Instruction
Give back the full listing verbatim, apart from its images.

(Stored items)
__________
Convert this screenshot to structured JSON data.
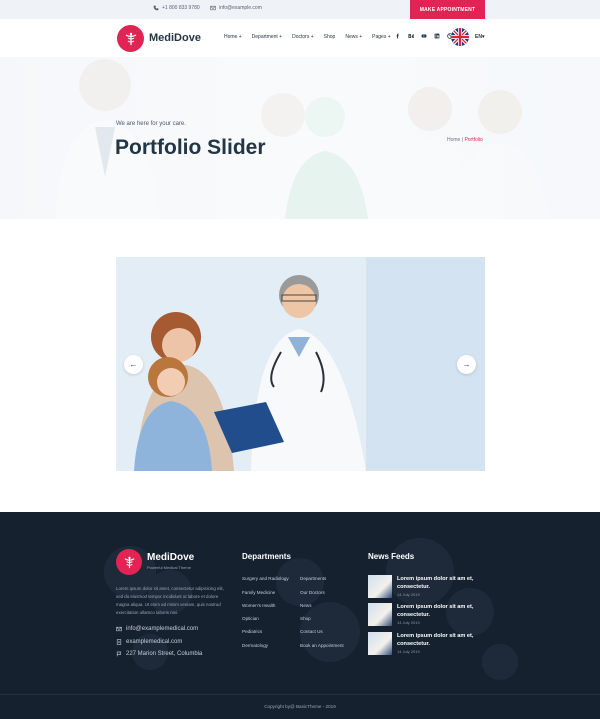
{
  "topbar": {
    "phone": "+1 800 833 9780",
    "email": "info@example.com",
    "appointment_label": "MAKE APPOINTMENT"
  },
  "header": {
    "brand": "MediDove",
    "nav": [
      "Home +",
      "Department +",
      "Doctors +",
      "Shop",
      "News +",
      "Pages +"
    ],
    "social_icons": [
      "facebook-icon",
      "behance-icon",
      "youtube-icon",
      "linkedin-icon",
      "dribbble-icon"
    ],
    "lang": "EN▾"
  },
  "hero": {
    "subtitle": "We are here for your care.",
    "title": "Portfolio Slider",
    "breadcrumb_home": "Home",
    "breadcrumb_sep": "|",
    "breadcrumb_current": "Portfolio"
  },
  "slider": {
    "prev_label": "←",
    "next_label": "→"
  },
  "footer": {
    "brand": "MediDove",
    "tagline": "Powerful Medical Theme",
    "about": "Lorem ipsum dolor sit amet, consectetur adipisicing elit, sed do eiusmod tempor incididunt ut labore et dolore magna aliqua. Ut enim ad minim veniam, quis nostrud exercitation ullamco laboris nisi.",
    "email": "info@examplemedical.com",
    "website": "examplemedical.com",
    "address": "227 Marion Street, Columbia",
    "departments_heading": "Departments",
    "departments_col1": [
      "Surgery and Radiology",
      "Family Medicine",
      "Women's Health",
      "Optician",
      "Pediatrics",
      "Dermatology"
    ],
    "departments_col2": [
      "Departments",
      "Our Doctors",
      "News",
      "Shop",
      "Contact Us",
      "Book an Appointment"
    ],
    "news_heading": "News Feeds",
    "news": [
      {
        "title": "Lorem ipsum dolor sit am et, consectetur.",
        "date": "14 July 2019"
      },
      {
        "title": "Lorem ipsum dolor sit am et, consectetur.",
        "date": "14 July 2019"
      },
      {
        "title": "Lorem ipsum dolor sit am et, consectetur.",
        "date": "14 July 2019"
      }
    ],
    "copyright": "Copyright by@ BasicTheme - 2019"
  },
  "colors": {
    "accent": "#e12454",
    "navy": "#223645",
    "footer_bg": "#162130"
  }
}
__________
The completed task
Convert this screenshot to structured JSON data.
{
  "topbar": {
    "phone": "+1 800 833 9780",
    "email": "info@example.com",
    "appointment_label": "MAKE APPOINTMENT"
  },
  "header": {
    "brand": "MediDove",
    "nav": [
      "Home +",
      "Department +",
      "Doctors +",
      "Shop",
      "News +",
      "Pages +"
    ],
    "social_icons": [
      "facebook-icon",
      "behance-icon",
      "youtube-icon",
      "linkedin-icon",
      "dribbble-icon"
    ],
    "lang": "EN▾"
  },
  "hero": {
    "subtitle": "We are here for your care.",
    "title": "Portfolio Slider",
    "breadcrumb_home": "Home",
    "breadcrumb_sep": "|",
    "breadcrumb_current": "Portfolio"
  },
  "slider": {
    "prev_label": "←",
    "next_label": "→"
  },
  "footer": {
    "brand": "MediDove",
    "tagline": "Powerful Medical Theme",
    "about": "Lorem ipsum dolor sit amet, consectetur adipisicing elit, sed do eiusmod tempor incididunt ut labore et dolore magna aliqua. Ut enim ad minim veniam, quis nostrud exercitation ullamco laboris nisi.",
    "email": "info@examplemedical.com",
    "website": "examplemedical.com",
    "address": "227 Marion Street, Columbia",
    "departments_heading": "Departments",
    "departments_col1": [
      "Surgery and Radiology",
      "Family Medicine",
      "Women's Health",
      "Optician",
      "Pediatrics",
      "Dermatology"
    ],
    "departments_col2": [
      "Departments",
      "Our Doctors",
      "News",
      "Shop",
      "Contact Us",
      "Book an Appointment"
    ],
    "news_heading": "News Feeds",
    "news": [
      {
        "title": "Lorem ipsum dolor sit am et, consectetur.",
        "date": "14 July 2019"
      },
      {
        "title": "Lorem ipsum dolor sit am et, consectetur.",
        "date": "14 July 2019"
      },
      {
        "title": "Lorem ipsum dolor sit am et, consectetur.",
        "date": "14 July 2019"
      }
    ],
    "copyright": "Copyright by@ BasicTheme - 2019"
  },
  "colors": {
    "accent": "#e12454",
    "navy": "#223645",
    "footer_bg": "#162130"
  }
}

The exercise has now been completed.